Goal
Transcribe the whole listing below without changing a word, but leave out every image.

Saved entries
━━━

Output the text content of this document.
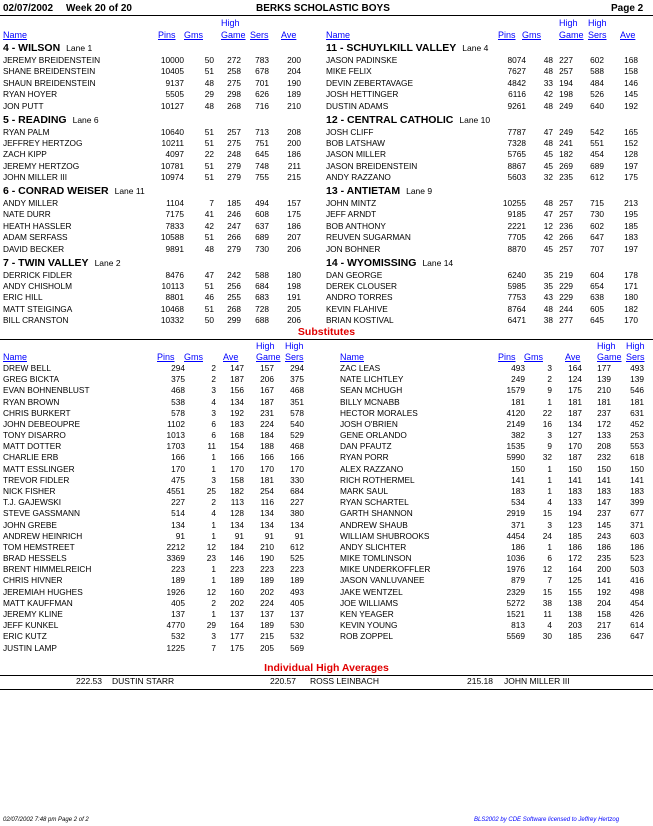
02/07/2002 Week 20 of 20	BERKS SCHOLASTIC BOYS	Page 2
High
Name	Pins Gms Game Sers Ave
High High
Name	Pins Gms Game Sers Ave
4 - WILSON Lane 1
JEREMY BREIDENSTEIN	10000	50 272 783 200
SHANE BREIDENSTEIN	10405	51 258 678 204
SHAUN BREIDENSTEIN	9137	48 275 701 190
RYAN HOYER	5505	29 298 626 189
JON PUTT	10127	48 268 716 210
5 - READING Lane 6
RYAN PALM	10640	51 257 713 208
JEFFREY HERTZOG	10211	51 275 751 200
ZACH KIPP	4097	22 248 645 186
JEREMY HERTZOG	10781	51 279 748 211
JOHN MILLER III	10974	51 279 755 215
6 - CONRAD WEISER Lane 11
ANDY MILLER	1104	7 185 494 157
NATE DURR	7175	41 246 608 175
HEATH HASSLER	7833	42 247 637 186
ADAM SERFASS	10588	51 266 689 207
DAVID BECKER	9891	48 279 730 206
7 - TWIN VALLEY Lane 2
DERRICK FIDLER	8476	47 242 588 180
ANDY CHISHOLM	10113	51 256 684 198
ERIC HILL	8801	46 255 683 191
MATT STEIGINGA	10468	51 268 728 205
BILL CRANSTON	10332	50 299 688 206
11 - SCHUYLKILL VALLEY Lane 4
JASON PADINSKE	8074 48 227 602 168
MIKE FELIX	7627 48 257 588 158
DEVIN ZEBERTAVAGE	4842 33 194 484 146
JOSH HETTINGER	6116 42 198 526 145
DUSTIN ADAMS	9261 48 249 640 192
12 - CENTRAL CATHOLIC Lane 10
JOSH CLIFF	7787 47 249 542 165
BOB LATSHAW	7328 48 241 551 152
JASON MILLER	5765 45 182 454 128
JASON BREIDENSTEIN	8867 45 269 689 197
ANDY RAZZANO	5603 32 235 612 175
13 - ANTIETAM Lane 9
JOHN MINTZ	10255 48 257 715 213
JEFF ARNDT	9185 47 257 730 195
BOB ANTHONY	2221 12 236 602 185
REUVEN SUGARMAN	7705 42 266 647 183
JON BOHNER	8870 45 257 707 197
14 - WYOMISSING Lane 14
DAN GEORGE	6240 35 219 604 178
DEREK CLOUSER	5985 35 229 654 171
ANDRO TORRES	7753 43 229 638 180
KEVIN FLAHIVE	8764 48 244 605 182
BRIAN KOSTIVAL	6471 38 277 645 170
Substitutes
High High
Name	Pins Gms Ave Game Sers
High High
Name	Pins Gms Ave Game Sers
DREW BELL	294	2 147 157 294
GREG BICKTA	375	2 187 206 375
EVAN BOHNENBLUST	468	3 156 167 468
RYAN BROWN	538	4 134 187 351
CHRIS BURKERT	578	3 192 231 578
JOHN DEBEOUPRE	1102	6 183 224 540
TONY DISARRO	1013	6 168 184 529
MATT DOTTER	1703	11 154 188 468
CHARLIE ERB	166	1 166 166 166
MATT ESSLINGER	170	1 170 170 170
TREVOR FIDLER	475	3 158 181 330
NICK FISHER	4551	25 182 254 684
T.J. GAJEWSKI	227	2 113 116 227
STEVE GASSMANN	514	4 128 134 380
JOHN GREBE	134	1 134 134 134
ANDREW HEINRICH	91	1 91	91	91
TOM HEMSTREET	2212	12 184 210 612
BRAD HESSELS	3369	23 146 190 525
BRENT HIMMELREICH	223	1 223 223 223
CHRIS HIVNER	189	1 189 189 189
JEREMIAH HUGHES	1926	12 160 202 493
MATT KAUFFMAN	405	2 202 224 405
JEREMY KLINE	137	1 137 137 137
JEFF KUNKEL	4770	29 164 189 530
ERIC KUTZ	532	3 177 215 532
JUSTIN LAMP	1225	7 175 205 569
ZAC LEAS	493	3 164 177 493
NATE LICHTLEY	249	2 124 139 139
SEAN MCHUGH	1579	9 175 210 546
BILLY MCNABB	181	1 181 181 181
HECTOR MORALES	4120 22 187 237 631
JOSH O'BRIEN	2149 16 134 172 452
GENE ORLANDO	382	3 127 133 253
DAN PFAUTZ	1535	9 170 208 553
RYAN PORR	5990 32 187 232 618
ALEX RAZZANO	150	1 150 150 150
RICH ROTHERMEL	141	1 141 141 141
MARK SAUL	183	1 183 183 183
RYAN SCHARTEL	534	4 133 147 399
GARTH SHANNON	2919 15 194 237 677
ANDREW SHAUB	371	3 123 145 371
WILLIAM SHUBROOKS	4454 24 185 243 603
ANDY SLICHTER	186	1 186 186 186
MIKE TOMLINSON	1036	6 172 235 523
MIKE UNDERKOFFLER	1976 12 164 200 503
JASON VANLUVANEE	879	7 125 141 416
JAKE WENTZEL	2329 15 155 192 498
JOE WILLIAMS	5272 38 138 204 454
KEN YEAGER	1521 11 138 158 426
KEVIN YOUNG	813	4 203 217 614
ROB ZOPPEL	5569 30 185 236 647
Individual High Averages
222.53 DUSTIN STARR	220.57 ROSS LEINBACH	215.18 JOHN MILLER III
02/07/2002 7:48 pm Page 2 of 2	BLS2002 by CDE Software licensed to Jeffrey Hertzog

━━━

Completed task
Output the text content of this document.
02/07/2002 Week 20 of 20	BERKS SCHOLASTIC BOYS	Page 2
High
Name	Pins Gms Game Sers Ave
High High
Name	Pins Gms Game Sers Ave
4 - WILSON Lane 1
JEREMY BREIDENSTEIN	10000	50 272 783 200
SHANE BREIDENSTEIN	10405	51 258 678 204
SHAUN BREIDENSTEIN	9137	48 275 701 190
RYAN HOYER	5505	29 298 626 189
JON PUTT	10127	48 268 716 210
5 - READING Lane 6
RYAN PALM	10640	51 257 713 208
JEFFREY HERTZOG	10211	51 275 751 200
ZACH KIPP	4097	22 248 645 186
JEREMY HERTZOG	10781	51 279 748 211
JOHN MILLER III	10974	51 279 755 215
6 - CONRAD WEISER Lane 11
ANDY MILLER	1104	7 185 494 157
NATE DURR	7175	41 246 608 175
HEATH HASSLER	7833	42 247 637 186
ADAM SERFASS	10588	51 266 689 207
DAVID BECKER	9891	48 279 730 206
7 - TWIN VALLEY Lane 2
DERRICK FIDLER	8476	47 242 588 180
ANDY CHISHOLM	10113	51 256 684 198
ERIC HILL	8801	46 255 683 191
MATT STEIGINGA	10468	51 268 728 205
BILL CRANSTON	10332	50 299 688 206
11 - SCHUYLKILL VALLEY Lane 4
JASON PADINSKE	8074 48 227 602 168
MIKE FELIX	7627 48 257 588 158
DEVIN ZEBERTAVAGE	4842 33 194 484 146
JOSH HETTINGER	6116 42 198 526 145
DUSTIN ADAMS	9261 48 249 640 192
12 - CENTRAL CATHOLIC Lane 10
JOSH CLIFF	7787 47 249 542 165
BOB LATSHAW	7328 48 241 551 152
JASON MILLER	5765 45 182 454 128
JASON BREIDENSTEIN	8867 45 269 689 197
ANDY RAZZANO	5603 32 235 612 175
13 - ANTIETAM Lane 9
JOHN MINTZ	10255 48 257 715 213
JEFF ARNDT	9185 47 257 730 195
BOB ANTHONY	2221 12 236 602 185
REUVEN SUGARMAN	7705 42 266 647 183
JON BOHNER	8870 45 257 707 197
14 - WYOMISSING Lane 14
DAN GEORGE	6240 35 219 604 178
DEREK CLOUSER	5985 35 229 654 171
ANDRO TORRES	7753 43 229 638 180
KEVIN FLAHIVE	8764 48 244 605 182
BRIAN KOSTIVAL	6471 38 277 645 170
Substitutes
High High
Name	Pins Gms Ave Game Sers
High High
Name	Pins Gms Ave Game Sers
DREW BELL	294	2 147 157 294
GREG BICKTA	375	2 187 206 375
EVAN BOHNENBLUST	468	3 156 167 468
RYAN BROWN	538	4 134 187 351
CHRIS BURKERT	578	3 192 231 578
JOHN DEBEOUPRE	1102	6 183 224 540
TONY DISARRO	1013	6 168 184 529
MATT DOTTER	1703	11 154 188 468
CHARLIE ERB	166	1 166 166 166
MATT ESSLINGER	170	1 170 170 170
TREVOR FIDLER	475	3 158 181 330
NICK FISHER	4551	25 182 254 684
T.J. GAJEWSKI	227	2 113 116 227
STEVE GASSMANN	514	4 128 134 380
JOHN GREBE	134	1 134 134 134
ANDREW HEINRICH	91	1 91	91	91
TOM HEMSTREET	2212	12 184 210 612
BRAD HESSELS	3369	23 146 190 525
BRENT HIMMELREICH	223	1 223 223 223
CHRIS HIVNER	189	1 189 189 189
JEREMIAH HUGHES	1926	12 160 202 493
MATT KAUFFMAN	405	2 202 224 405
JEREMY KLINE	137	1 137 137 137
JEFF KUNKEL	4770	29 164 189 530
ERIC KUTZ	532	3 177 215 532
JUSTIN LAMP	1225	7 175 205 569
ZAC LEAS	493	3 164 177 493
NATE LICHTLEY	249	2 124 139 139
SEAN MCHUGH	1579	9 175 210 546
BILLY MCNABB	181	1 181 181 181
HECTOR MORALES	4120 22 187 237 631
JOSH O'BRIEN	2149 16 134 172 452
GENE ORLANDO	382	3 127 133 253
DAN PFAUTZ	1535	9 170 208 553
RYAN PORR	5990 32 187 232 618
ALEX RAZZANO	150	1 150 150 150
RICH ROTHERMEL	141	1 141 141 141
MARK SAUL	183	1 183 183 183
RYAN SCHARTEL	534	4 133 147 399
GARTH SHANNON	2919 15 194 237 677
ANDREW SHAUB	371	3 123 145 371
WILLIAM SHUBROOKS	4454 24 185 243 603
ANDY SLICHTER	186	1 186 186 186
MIKE TOMLINSON	1036	6 172 235 523
MIKE UNDERKOFFLER	1976 12 164 200 503
JASON VANLUVANEE	879	7 125 141 416
JAKE WENTZEL	2329 15 155 192 498
JOE WILLIAMS	5272 38 138 204 454
KEN YEAGER	1521 11 138 158 426
KEVIN YOUNG	813	4 203 217 614
ROB ZOPPEL	5569 30 185 236 647
Individual High Averages
222.53 DUSTIN STARR	220.57 ROSS LEINBACH	215.18 JOHN MILLER III
02/07/2002 7:48 pm Page 2 of 2	BLS2002 by CDE Software licensed to Jeffrey Hertzog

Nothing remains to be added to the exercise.